**Set exercise:** Rewrite the sermon's passage from the words "God’s love is" to "understood through love.", putting "grace" wherever "love" appears.

**Text:**

** Begin **

We understand all of God through Jesus. We understand all of God through Jesus’ cross. If there is an idea of God that contradicts the display of a God who would willing give up his very life for us because of his great love for us, we simply have departed from the God of the Gospel.

God’s love is not simple or sentimental, it is complex and mysterious, surprising even uncomfortable, but it always comes back to love. It is always understood through love.

If we can define God in any way other than love, as I have found, we will inevitably find ourselves without a Gospel that offers salvation to us sinners.

We stand on the Gospel that God is love. If God is not a God of consistently personal, perfect, and powerful love, we simply do not have a Gospel. Period.

One pastor told me that preaching is the fine art of being a broken record. If I have been a broken record these past five years, I have also learned that this truth is so counter-intuitive to our limited, sin-soaked minds, that we have to constantly remember it, re-hear it, re-tell it, and re-live it.

Otherwise we simply forget it. Never forget this, First Baptist Church.

2. The Gospel is Our Purpose

“To live is Christ, and to die is gain.” (Phil. 1:21).

The Apostle Paul writes this to the Philippians saying life for him is serving Jesus, walking with Jesus, being willing to die for Jesus, death being nothing in comparison to having Jesus.

When you know what you are about, you have purpose, nothing else matters.

Funny story: I know a person that put that as their high school year book blurb, and the school called the police because they were worried he was suicidal.

We ended up going to college together. He is now a pastor in BC. He is not suicidal, he just believes in something this world does not understand. Although he probably has gone a little nuts since he has a big batch of kids like I do. As long as I have known him, he has lived with purpose.

When we rest in Jesus Christ, when we draw close to him, when we resolve to know nothing but his Gospel, we are captivated by the beauty of what he is, and we want to live that love out to others. That is our purpose: We live to see what the Gospel can do in us and others. That is what gets me up in the morning (other than screaming babies).

Sharing the Gospel can take on implicit and explicit ways. I have gotten to share the Gospel on Sunday mornings, at weddings, at funerals, in times of blessing and in times of tragedy. I have gotten to share the Gospel over coffee and over board games, on the street and in my office. I am always surprised at when people say they are reluctant to share their faith since they are worried about a negative reaction. When we set out to live and speak good news for others, saying and doing something good to them and for them – without an agenda of trying to force them to become a Christian or come to our church or believe this or that, but simply being there for them, to listen, to give hope, and share ourselves, my experience has been overwhelming positive.

Yes, a lot say no thanks. A lot say they want to but there is no follow through. It does require patience.

** End **

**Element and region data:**
** Begin **

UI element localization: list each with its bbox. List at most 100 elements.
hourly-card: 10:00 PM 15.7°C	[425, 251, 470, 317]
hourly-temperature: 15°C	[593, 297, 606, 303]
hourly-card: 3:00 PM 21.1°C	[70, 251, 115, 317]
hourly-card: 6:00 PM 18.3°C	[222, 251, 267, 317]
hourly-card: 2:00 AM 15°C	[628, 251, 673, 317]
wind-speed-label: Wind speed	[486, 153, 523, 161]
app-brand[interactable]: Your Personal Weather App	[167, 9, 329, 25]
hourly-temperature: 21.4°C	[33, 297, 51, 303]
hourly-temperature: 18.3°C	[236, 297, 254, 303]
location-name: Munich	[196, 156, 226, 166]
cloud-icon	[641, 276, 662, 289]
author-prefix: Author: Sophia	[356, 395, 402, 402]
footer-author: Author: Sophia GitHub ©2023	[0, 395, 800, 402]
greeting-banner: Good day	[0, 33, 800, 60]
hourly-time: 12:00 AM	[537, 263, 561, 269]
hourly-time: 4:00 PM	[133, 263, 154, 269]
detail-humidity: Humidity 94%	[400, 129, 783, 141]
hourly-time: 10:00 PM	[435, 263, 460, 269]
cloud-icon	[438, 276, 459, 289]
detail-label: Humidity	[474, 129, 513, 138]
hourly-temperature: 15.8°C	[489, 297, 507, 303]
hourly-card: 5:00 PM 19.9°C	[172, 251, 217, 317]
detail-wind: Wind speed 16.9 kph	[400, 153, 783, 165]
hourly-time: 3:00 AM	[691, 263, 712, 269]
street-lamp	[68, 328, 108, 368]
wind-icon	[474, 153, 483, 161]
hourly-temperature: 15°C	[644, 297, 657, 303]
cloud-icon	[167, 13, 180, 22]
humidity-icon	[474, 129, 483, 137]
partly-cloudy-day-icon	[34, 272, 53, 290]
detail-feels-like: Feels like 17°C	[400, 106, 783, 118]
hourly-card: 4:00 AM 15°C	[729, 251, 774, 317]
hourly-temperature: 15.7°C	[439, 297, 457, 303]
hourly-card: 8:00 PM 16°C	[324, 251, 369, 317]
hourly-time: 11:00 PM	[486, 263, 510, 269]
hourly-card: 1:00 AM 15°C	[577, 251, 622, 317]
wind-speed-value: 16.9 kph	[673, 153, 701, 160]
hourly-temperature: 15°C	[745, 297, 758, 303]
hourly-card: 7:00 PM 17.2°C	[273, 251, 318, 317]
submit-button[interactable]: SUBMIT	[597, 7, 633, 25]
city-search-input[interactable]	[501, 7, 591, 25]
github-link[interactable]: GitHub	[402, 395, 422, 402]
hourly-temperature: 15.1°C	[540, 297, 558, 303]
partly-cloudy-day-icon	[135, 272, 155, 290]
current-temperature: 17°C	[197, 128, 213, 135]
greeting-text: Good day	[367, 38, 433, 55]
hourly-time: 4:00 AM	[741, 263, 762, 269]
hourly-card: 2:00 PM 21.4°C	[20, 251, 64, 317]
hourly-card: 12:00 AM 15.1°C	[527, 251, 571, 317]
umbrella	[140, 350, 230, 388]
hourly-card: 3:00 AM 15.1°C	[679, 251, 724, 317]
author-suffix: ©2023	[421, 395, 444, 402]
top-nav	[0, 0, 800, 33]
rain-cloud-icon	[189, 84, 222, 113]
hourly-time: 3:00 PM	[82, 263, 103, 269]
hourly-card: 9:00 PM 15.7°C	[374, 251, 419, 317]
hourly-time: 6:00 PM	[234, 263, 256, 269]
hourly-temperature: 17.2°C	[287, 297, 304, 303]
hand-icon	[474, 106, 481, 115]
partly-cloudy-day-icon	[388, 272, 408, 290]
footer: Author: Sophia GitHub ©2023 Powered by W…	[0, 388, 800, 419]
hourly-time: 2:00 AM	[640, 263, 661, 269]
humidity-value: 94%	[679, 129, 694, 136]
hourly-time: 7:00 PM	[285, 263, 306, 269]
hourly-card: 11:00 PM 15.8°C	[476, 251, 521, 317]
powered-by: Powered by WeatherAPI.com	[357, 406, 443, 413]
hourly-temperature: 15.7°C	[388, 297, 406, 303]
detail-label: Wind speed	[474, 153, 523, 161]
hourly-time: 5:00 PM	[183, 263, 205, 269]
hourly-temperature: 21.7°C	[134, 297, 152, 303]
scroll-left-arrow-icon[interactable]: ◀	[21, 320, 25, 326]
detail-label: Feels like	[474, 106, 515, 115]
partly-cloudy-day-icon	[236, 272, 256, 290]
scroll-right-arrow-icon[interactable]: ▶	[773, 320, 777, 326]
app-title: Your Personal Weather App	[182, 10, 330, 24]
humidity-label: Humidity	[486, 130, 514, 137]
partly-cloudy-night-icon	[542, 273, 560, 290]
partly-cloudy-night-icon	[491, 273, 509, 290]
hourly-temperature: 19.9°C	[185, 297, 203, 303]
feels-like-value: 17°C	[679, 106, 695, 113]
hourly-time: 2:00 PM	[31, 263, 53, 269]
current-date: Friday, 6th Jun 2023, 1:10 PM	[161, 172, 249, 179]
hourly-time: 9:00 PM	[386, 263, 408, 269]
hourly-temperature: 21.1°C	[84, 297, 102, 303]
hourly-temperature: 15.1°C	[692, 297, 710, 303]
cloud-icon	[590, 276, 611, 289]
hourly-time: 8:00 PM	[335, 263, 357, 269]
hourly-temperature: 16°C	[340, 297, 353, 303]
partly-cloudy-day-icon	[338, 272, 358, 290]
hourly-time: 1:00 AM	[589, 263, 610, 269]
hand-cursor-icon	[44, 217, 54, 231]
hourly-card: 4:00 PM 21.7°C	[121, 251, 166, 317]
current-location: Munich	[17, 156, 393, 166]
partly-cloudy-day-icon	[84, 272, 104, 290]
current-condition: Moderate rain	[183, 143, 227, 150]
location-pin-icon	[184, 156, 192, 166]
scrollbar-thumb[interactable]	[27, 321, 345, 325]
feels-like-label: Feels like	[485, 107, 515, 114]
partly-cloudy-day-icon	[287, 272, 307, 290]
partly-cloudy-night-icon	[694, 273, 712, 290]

** End **

**Full answer:**
God’s grace is not simple or sentimental, it is complex and mysterious, surprising even uncomfortable, but it always comes back to grace. It is always understood through grace.